*WHAT NEEDS TO BE DONE:* Reproduce the full listing below unchanged, apart from the pictures.

[Data extracted from a collection]
====

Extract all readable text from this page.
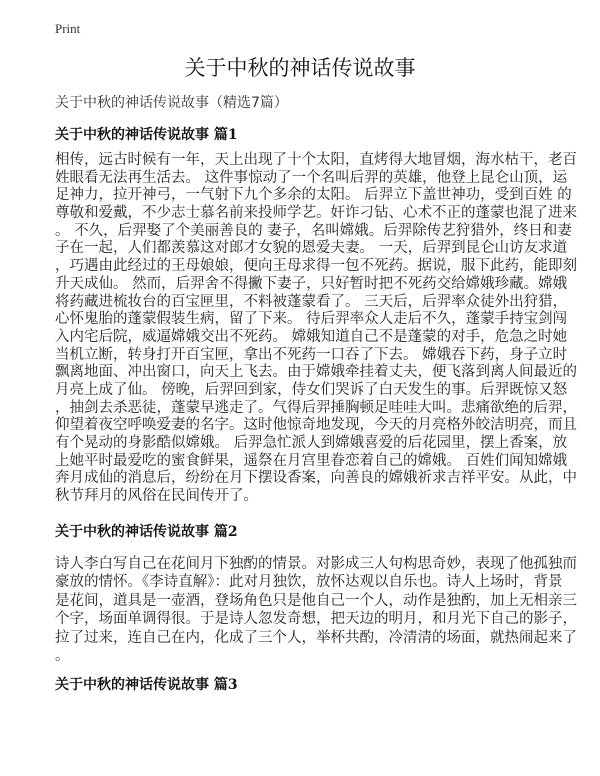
Print
关于中秋的神话传说故事
关于中秋的神话传说故事（精选7篇）
关于中秋的神话传说故事 篇1
相传，远古时候有一年，天上出现了十个太阳，直烤得大地冒烟，海水枯干，老百
姓眼看无法再生活去。 这件事惊动了一个名叫后羿的英雄，他登上昆仑山顶，运
足神力，拉开神弓，一气射下九个多余的太阳。 后羿立下盖世神功，受到百姓 的
尊敬和爱戴，不少志士慕名前来投师学艺。奸诈刁钻、心术不正的蓬蒙也混了进来
。 不久，后羿娶了个美丽善良的 妻子，名叫嫦娥。后羿除传艺狩猎外，终日和妻
子在一起，人们都羡慕这对郎才女貌的恩爱夫妻。 一天，后羿到昆仑山访友求道
，巧遇由此经过的王母娘娘，便向王母求得一包不死药。据说，服下此药，能即刻
升天成仙。 然而，后羿舍不得撇下妻子，只好暂时把不死药交给嫦娥珍藏。嫦娥
将药藏进梳妆台的百宝匣里，不料被蓬蒙看了。 三天后，后羿率众徒外出狩猎，
心怀鬼胎的蓬蒙假装生病，留了下来。 待后羿率众人走后不久，蓬蒙手持宝剑闯
入内宅后院，威逼嫦娥交出不死药。 嫦娥知道自己不是蓬蒙的对手，危急之时她
当机立断，转身打开百宝匣，拿出不死药一口吞了下去。 嫦娥吞下药，身子立时
飘离地面、冲出窗口，向天上飞去。由于嫦娥牵挂着丈夫，便飞落到离人间最近的
月亮上成了仙。 傍晚，后羿回到家，侍女们哭诉了白天发生的事。后羿既惊又怒
，抽剑去杀恶徒，蓬蒙早逃走了。气得后羿捶胸顿足哇哇大叫。悲痛欲绝的后羿，
仰望着夜空呼唤爱妻的名字。这时他惊奇地发现，今天的月亮格外皎洁明亮，而且
有个晃动的身影酷似嫦娥。 后羿急忙派人到嫦娥喜爱的后花园里，摆上香案，放
上她平时最爱吃的蜜食鲜果，遥祭在月宫里眷恋着自己的嫦娥。 百姓们闻知嫦娥
奔月成仙的消息后，纷纷在月下摆设香案，向善良的嫦娥祈求吉祥平安。从此，中
秋节拜月的风俗在民间传开了。
关于中秋的神话传说故事 篇2
诗人李白写自己在花间月下独酌的情景。对影成三人句构思奇妙，表现了他孤独而
豪放的情怀。《李诗直解》：此对月独饮，放怀达观以自乐也。诗人上场时，背景
是花间，道具是一壶酒，登场角色只是他自己一个人，动作是独酌，加上无相亲三
个字，场面单调得很。于是诗人忽发奇想，把天边的明月，和月光下自己的影子，
拉了过来，连自己在内，化成了三个人，举杯共酌，冷清清的场面，就热闹起来了
。
关于中秋的神话传说故事 篇3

====

*CORRECT RESULT:*
Extract all readable text from this page.
Print
关于中秋的神话传说故事
关于中秋的神话传说故事（精选7篇）
关于中秋的神话传说故事 篇1
相传，远古时候有一年，天上出现了十个太阳，直烤得大地冒烟，海水枯干，老百
姓眼看无法再生活去。 这件事惊动了一个名叫后羿的英雄，他登上昆仑山顶，运
足神力，拉开神弓，一气射下九个多余的太阳。 后羿立下盖世神功，受到百姓 的
尊敬和爱戴，不少志士慕名前来投师学艺。奸诈刁钻、心术不正的蓬蒙也混了进来
。 不久，后羿娶了个美丽善良的 妻子，名叫嫦娥。后羿除传艺狩猎外，终日和妻
子在一起，人们都羡慕这对郎才女貌的恩爱夫妻。 一天，后羿到昆仑山访友求道
，巧遇由此经过的王母娘娘，便向王母求得一包不死药。据说，服下此药，能即刻
升天成仙。 然而，后羿舍不得撇下妻子，只好暂时把不死药交给嫦娥珍藏。嫦娥
将药藏进梳妆台的百宝匣里，不料被蓬蒙看了。 三天后，后羿率众徒外出狩猎，
心怀鬼胎的蓬蒙假装生病，留了下来。 待后羿率众人走后不久，蓬蒙手持宝剑闯
入内宅后院，威逼嫦娥交出不死药。 嫦娥知道自己不是蓬蒙的对手，危急之时她
当机立断，转身打开百宝匣，拿出不死药一口吞了下去。 嫦娥吞下药，身子立时
飘离地面、冲出窗口，向天上飞去。由于嫦娥牵挂着丈夫，便飞落到离人间最近的
月亮上成了仙。 傍晚，后羿回到家，侍女们哭诉了白天发生的事。后羿既惊又怒
，抽剑去杀恶徒，蓬蒙早逃走了。气得后羿捶胸顿足哇哇大叫。悲痛欲绝的后羿，
仰望着夜空呼唤爱妻的名字。这时他惊奇地发现，今天的月亮格外皎洁明亮，而且
有个晃动的身影酷似嫦娥。 后羿急忙派人到嫦娥喜爱的后花园里，摆上香案，放
上她平时最爱吃的蜜食鲜果，遥祭在月宫里眷恋着自己的嫦娥。 百姓们闻知嫦娥
奔月成仙的消息后，纷纷在月下摆设香案，向善良的嫦娥祈求吉祥平安。从此，中
秋节拜月的风俗在民间传开了。
关于中秋的神话传说故事 篇2
诗人李白写自己在花间月下独酌的情景。对影成三人句构思奇妙，表现了他孤独而
豪放的情怀。《李诗直解》：此对月独饮，放怀达观以自乐也。诗人上场时，背景
是花间，道具是一壶酒，登场角色只是他自己一个人，动作是独酌，加上无相亲三
个字，场面单调得很。于是诗人忽发奇想，把天边的明月，和月光下自己的影子，
拉了过来，连自己在内，化成了三个人，举杯共酌，冷清清的场面，就热闹起来了
。
关于中秋的神话传说故事 篇3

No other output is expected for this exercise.